__STORED RECORDS__:
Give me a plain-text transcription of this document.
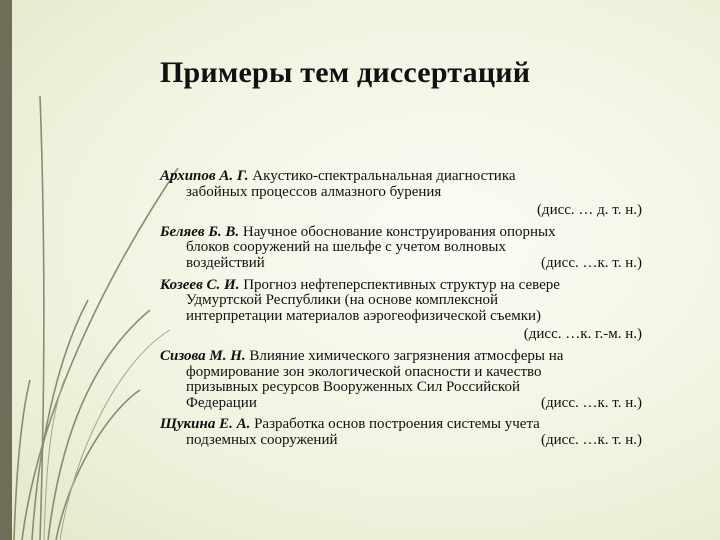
Примеры тем диссертаций
Архипов А. Г. Акустико-спектральнальная диагностика
забойных процессов алмазного бурения
(дисс. … д. т. н.)
Беляев Б. В. Научное обоснование конструирования опорных
блоков сооружений на шельфе с учетом волновых
воздействий	(дисс. …к. т. н.)
Козеев С. И. Прогноз нефтеперспективных структур на севере
Удмуртской Республики (на основе комплексной
интерпретации материалов аэрогеофизической съемки)
(дисс. …к. г.-м. н.)
Сизова М. Н. Влияние химического загрязнения атмосферы на
формирование зон экологической опасности и качество
призывных ресурсов Вооруженных Сил Российской
Федерации	(дисс. …к. т. н.)
Щукина Е. А. Разработка основ построения системы учета
подземных сооружений	(дисс. …к. т. н.)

__STATED GOAL__:
Reproduce all the entries that precede this task, word for word, minus any pictures.

__EXERCISE RESULT__:
Give me a plain-text transcription of this document.
Примеры тем диссертаций
Архипов А. Г. Акустико-спектральнальная диагностика
забойных процессов алмазного бурения
(дисс. … д. т. н.)
Беляев Б. В. Научное обоснование конструирования опорных
блоков сооружений на шельфе с учетом волновых
воздействий	(дисс. …к. т. н.)
Козеев С. И. Прогноз нефтеперспективных структур на севере
Удмуртской Республики (на основе комплексной
интерпретации материалов аэрогеофизической съемки)
(дисс. …к. г.-м. н.)
Сизова М. Н. Влияние химического загрязнения атмосферы на
формирование зон экологической опасности и качество
призывных ресурсов Вооруженных Сил Российской
Федерации	(дисс. …к. т. н.)
Щукина Е. А. Разработка основ построения системы учета
подземных сооружений	(дисс. …к. т. н.)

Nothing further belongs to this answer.